Entries supplied>

^^^^

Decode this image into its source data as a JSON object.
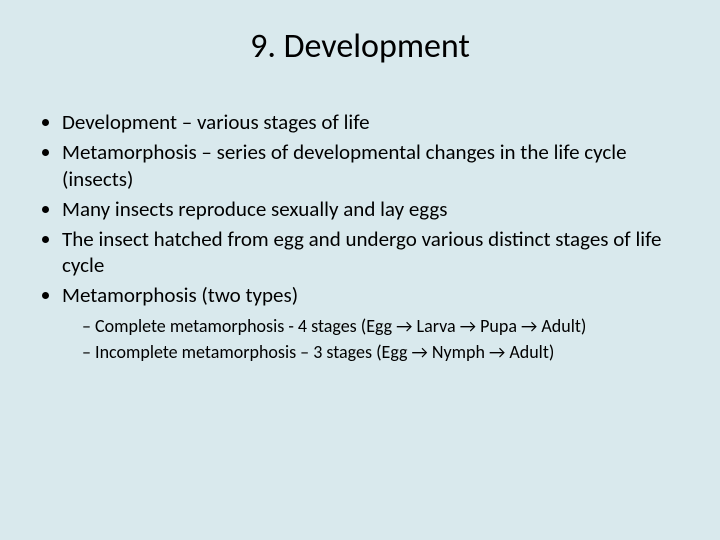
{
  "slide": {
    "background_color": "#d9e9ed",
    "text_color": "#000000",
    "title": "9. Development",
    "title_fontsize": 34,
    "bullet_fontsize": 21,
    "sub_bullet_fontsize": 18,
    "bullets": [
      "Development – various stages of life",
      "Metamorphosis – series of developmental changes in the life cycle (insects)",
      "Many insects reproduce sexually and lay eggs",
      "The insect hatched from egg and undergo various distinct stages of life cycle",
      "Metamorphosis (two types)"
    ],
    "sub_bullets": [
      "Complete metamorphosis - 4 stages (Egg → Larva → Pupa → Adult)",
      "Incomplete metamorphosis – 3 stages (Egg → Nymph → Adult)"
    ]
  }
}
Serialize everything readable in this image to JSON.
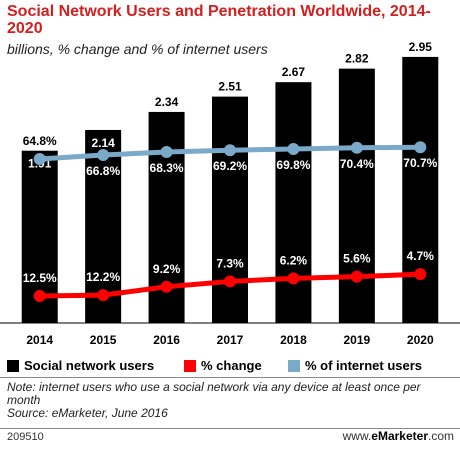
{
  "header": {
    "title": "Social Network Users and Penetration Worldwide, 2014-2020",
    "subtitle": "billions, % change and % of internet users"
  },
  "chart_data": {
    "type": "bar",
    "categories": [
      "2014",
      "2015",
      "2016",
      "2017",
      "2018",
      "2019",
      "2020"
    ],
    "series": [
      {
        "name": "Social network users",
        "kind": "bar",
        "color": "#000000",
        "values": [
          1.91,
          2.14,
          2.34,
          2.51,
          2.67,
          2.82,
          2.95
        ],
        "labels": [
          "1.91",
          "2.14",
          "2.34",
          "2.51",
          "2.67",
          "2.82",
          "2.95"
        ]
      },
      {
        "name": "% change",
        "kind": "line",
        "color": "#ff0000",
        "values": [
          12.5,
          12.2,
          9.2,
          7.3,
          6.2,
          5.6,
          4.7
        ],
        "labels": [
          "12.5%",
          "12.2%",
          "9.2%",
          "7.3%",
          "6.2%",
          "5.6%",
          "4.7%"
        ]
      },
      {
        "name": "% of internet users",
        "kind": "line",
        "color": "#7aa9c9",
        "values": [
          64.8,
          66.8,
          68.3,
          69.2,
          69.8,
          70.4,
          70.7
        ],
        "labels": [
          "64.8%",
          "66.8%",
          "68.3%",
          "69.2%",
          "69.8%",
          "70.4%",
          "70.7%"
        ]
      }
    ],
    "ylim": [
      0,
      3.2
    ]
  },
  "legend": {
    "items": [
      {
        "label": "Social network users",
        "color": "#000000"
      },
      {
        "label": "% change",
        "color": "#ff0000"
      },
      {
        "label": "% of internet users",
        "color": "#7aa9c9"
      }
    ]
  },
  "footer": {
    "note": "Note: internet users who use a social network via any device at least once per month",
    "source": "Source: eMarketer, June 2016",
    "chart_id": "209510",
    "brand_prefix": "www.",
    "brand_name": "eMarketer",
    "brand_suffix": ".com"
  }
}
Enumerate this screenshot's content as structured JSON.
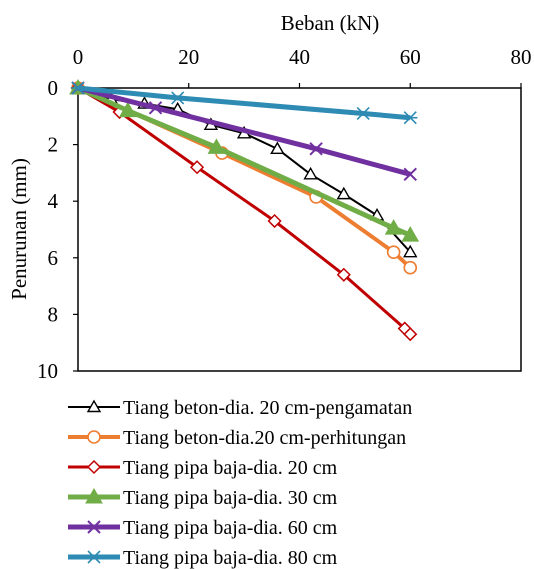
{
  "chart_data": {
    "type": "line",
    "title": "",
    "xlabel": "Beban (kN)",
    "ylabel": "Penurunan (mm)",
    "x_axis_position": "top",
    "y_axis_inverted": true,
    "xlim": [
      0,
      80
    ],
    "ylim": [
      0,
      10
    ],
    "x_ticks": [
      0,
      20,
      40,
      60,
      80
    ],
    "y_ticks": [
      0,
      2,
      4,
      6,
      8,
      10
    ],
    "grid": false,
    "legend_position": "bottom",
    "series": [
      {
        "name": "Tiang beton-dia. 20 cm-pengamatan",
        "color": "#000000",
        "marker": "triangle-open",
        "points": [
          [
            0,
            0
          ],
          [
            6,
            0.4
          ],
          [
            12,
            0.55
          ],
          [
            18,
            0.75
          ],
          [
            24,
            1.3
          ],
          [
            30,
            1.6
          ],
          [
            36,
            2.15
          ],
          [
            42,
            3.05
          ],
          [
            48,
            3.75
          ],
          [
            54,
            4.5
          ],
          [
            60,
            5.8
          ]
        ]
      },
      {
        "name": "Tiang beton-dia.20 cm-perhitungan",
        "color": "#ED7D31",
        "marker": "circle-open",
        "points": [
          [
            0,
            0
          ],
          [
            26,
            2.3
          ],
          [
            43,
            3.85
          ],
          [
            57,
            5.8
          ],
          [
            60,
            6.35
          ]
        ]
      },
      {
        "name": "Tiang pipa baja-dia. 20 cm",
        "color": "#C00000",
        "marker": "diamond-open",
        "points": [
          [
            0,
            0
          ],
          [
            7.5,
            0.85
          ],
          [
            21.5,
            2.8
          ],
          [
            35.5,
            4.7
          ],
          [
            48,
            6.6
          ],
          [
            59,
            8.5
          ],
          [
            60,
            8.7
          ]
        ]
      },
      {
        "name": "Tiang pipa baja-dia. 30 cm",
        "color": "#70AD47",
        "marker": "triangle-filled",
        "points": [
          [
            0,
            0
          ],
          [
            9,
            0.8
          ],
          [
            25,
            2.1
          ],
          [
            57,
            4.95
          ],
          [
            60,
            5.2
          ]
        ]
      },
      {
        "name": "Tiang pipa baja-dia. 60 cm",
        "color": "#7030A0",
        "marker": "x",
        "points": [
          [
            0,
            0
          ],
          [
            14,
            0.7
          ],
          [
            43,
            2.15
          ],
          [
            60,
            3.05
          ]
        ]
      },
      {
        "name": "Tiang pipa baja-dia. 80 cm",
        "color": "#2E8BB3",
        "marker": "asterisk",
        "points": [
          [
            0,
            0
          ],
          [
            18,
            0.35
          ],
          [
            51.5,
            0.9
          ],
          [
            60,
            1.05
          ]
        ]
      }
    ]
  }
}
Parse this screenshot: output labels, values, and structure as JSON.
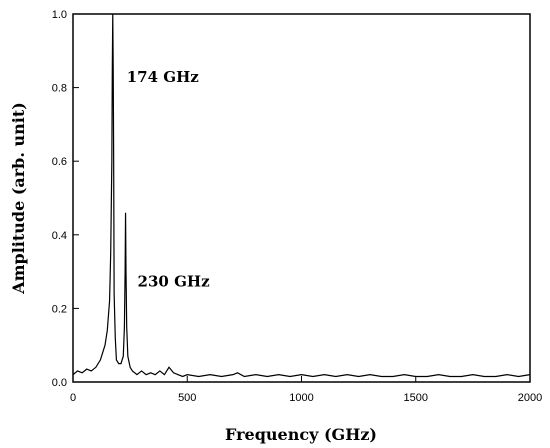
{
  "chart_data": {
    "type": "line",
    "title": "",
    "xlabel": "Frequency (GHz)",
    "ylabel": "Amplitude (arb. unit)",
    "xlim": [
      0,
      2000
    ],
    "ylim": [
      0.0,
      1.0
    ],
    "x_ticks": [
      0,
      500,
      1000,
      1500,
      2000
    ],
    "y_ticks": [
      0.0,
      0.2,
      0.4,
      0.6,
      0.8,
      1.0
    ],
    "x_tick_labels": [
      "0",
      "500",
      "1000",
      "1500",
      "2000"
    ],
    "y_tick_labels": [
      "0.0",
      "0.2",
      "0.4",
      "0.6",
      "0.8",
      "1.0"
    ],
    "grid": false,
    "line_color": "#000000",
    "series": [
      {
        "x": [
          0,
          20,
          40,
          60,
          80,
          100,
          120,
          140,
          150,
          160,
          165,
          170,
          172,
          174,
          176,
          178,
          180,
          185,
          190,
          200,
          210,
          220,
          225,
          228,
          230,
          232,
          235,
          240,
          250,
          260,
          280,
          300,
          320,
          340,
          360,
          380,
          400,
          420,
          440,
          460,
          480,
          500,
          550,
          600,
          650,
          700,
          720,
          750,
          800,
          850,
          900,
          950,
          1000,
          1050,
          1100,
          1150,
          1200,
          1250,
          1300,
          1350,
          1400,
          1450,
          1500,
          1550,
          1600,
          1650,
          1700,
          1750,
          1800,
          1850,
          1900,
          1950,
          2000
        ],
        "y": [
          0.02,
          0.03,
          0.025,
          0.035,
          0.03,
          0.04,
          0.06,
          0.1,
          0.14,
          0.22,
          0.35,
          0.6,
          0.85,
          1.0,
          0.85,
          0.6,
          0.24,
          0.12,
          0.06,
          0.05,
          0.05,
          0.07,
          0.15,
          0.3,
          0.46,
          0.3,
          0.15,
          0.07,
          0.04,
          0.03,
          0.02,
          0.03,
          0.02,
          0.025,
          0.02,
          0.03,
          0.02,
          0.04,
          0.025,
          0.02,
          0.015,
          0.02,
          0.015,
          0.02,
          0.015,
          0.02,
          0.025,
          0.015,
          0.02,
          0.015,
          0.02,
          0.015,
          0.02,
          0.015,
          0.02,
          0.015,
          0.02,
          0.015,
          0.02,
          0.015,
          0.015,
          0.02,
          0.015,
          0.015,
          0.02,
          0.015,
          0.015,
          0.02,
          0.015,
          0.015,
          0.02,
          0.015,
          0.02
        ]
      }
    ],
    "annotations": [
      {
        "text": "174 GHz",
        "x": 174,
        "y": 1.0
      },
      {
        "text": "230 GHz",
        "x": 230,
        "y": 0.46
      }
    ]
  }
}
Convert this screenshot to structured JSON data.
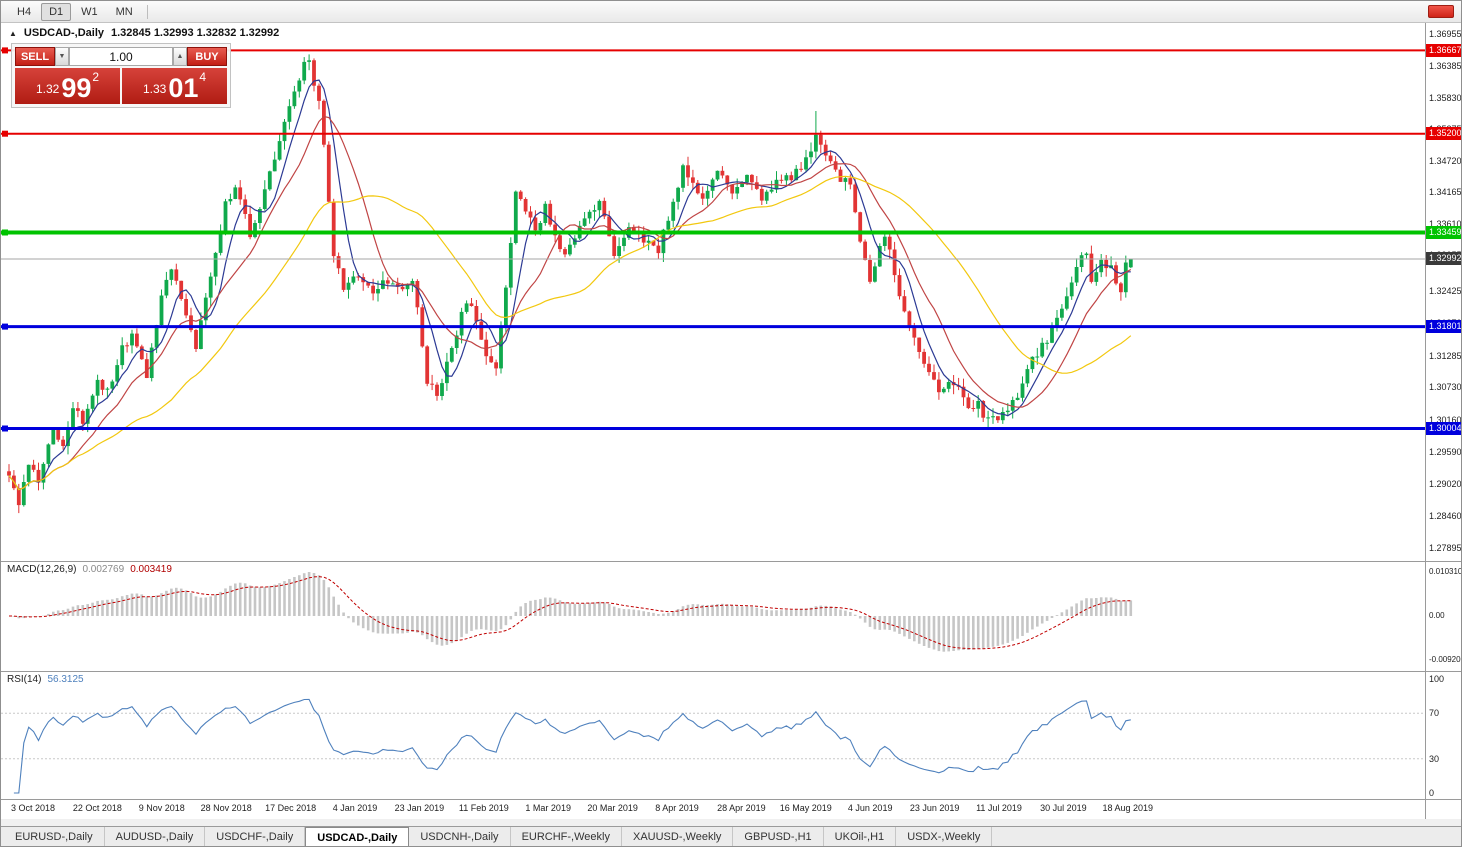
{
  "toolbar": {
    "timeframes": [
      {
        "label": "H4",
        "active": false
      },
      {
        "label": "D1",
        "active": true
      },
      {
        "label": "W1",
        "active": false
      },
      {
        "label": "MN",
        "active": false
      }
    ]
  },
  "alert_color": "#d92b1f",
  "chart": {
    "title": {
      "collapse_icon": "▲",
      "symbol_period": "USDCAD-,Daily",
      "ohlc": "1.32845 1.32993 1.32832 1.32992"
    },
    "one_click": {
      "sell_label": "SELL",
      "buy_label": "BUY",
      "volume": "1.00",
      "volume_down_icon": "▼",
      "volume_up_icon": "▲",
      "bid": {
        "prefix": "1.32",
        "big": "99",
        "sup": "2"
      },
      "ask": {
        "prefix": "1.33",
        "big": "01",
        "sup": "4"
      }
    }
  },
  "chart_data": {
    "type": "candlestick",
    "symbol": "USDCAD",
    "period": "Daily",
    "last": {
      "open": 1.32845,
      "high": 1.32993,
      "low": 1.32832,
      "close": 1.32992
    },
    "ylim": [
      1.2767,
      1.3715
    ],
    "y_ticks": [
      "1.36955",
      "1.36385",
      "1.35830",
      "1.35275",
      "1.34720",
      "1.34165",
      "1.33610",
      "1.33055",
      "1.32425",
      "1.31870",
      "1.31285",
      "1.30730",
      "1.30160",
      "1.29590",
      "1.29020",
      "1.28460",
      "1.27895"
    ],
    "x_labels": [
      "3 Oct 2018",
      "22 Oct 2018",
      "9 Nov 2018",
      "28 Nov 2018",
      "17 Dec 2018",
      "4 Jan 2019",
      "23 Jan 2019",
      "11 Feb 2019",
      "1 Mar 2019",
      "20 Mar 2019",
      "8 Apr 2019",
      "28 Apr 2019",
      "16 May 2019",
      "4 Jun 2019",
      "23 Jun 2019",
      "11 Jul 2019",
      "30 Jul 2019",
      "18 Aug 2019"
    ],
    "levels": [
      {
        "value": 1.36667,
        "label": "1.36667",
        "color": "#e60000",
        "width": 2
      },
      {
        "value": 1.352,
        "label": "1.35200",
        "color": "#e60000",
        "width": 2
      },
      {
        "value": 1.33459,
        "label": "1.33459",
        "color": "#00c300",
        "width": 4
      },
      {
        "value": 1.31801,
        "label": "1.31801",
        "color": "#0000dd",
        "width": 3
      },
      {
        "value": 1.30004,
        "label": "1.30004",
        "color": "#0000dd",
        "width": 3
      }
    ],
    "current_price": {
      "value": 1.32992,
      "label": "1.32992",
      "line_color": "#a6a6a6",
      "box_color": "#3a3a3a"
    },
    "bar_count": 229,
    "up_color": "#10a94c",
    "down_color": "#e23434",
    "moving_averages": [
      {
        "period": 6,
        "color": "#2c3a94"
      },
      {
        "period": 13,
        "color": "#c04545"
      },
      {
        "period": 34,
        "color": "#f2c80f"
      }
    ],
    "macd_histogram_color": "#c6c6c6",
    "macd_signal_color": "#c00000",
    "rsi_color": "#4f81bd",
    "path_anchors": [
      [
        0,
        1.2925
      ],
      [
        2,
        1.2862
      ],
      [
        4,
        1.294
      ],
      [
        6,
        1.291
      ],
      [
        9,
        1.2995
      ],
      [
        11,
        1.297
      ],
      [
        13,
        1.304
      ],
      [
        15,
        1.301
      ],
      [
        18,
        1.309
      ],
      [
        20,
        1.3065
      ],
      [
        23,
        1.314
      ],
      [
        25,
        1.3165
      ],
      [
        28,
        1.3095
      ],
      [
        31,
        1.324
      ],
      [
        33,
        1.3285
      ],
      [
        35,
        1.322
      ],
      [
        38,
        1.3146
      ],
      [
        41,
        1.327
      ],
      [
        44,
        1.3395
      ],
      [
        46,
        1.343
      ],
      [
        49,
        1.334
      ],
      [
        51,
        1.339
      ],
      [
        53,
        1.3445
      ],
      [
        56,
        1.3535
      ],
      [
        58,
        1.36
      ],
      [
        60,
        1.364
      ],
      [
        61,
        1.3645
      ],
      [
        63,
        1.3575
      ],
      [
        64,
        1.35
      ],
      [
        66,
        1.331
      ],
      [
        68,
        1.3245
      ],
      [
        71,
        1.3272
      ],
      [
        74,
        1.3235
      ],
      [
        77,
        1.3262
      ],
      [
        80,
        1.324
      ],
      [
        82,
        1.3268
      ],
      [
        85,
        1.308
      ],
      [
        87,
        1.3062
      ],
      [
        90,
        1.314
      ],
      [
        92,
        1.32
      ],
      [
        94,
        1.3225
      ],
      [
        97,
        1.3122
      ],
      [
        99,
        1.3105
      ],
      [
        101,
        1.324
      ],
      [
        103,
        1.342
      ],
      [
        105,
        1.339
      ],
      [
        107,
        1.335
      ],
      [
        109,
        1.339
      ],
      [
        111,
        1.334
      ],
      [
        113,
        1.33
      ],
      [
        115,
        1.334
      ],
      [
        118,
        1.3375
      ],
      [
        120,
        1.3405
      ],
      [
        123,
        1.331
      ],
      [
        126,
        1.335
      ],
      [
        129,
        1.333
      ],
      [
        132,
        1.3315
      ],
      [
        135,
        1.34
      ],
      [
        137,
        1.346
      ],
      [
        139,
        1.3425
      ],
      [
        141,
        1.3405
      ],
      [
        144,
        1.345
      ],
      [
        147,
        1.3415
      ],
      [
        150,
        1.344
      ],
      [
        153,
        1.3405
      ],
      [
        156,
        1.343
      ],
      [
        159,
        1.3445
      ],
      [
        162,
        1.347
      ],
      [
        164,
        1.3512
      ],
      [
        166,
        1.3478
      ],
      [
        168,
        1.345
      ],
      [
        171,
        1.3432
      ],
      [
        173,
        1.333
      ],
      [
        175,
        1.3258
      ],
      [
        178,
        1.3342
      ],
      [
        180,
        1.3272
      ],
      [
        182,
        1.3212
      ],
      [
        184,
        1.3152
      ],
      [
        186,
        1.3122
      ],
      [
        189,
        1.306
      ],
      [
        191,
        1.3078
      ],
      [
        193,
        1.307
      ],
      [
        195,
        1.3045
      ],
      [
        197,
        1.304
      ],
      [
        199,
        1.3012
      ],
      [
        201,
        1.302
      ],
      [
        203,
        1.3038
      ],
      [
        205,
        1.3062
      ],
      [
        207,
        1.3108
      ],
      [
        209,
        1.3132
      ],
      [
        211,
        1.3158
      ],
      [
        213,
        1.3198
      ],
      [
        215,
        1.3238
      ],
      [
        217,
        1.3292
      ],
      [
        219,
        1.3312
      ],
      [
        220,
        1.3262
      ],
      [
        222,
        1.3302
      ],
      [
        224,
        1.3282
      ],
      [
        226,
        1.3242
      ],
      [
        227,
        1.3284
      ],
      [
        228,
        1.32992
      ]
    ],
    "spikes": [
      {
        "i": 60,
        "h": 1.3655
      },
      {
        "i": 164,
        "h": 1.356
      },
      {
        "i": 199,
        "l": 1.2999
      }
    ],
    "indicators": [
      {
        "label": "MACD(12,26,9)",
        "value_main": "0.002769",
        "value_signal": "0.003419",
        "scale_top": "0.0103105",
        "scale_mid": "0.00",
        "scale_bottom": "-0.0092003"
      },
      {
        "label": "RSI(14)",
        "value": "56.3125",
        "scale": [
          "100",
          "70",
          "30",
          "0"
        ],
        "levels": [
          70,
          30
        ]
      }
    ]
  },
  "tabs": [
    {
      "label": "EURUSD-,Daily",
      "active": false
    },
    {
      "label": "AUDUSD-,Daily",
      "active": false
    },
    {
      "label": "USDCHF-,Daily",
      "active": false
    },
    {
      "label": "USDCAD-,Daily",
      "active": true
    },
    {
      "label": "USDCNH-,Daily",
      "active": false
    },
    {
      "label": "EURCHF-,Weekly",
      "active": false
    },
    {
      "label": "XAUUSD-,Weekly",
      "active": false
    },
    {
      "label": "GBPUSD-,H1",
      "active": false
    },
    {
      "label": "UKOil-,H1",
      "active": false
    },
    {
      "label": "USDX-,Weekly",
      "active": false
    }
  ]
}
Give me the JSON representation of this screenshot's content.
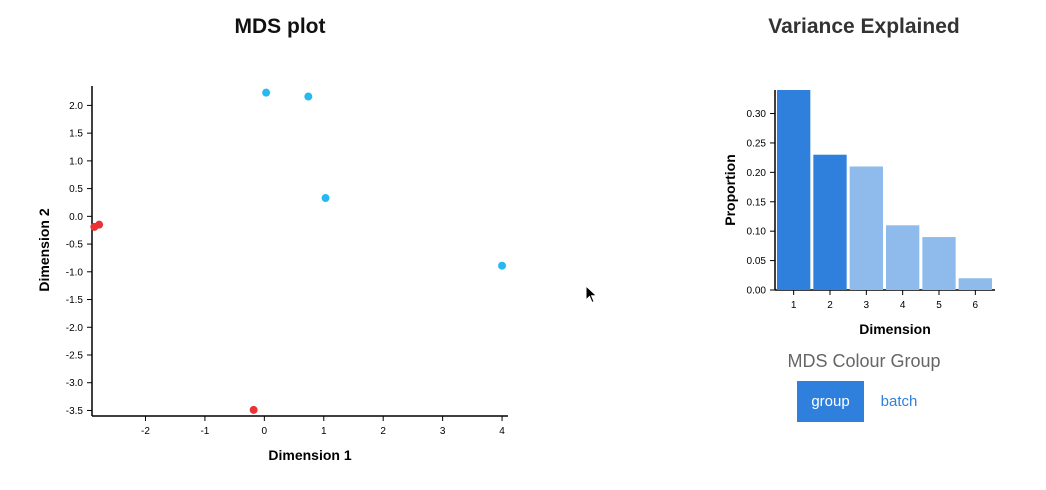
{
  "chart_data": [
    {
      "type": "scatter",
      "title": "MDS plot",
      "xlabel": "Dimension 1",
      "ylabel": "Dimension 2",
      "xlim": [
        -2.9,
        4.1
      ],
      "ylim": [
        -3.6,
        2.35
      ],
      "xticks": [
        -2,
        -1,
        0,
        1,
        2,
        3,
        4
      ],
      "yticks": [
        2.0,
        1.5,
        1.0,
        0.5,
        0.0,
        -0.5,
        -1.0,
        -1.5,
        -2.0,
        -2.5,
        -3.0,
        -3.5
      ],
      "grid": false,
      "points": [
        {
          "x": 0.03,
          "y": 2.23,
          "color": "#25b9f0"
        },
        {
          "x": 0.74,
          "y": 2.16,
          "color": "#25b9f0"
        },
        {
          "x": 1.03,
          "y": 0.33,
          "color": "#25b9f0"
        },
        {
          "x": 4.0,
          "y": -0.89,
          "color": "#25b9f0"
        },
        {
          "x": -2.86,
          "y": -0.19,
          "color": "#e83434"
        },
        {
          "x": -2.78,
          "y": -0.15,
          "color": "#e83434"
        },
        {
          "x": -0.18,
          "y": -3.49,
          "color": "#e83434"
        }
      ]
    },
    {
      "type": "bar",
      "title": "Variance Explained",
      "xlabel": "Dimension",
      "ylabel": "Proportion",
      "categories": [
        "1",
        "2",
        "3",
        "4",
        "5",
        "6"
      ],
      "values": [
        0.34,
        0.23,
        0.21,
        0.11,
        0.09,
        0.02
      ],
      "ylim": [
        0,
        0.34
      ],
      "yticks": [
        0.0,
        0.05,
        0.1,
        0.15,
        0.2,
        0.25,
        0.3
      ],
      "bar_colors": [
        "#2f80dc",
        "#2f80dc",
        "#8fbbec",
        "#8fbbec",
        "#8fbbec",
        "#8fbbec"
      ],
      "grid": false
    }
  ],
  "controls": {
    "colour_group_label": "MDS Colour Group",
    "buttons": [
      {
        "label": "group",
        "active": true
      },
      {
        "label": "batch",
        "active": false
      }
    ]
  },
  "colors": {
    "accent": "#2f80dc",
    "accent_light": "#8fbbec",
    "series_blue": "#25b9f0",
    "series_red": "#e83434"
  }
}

^^^^

Written instruction>
Pick out the lines that include the word "structured" and write them out.

Output for this exercise>
Enumerate this screenshot's content as structured JSON.
Convert this screenshot to structured JSON data.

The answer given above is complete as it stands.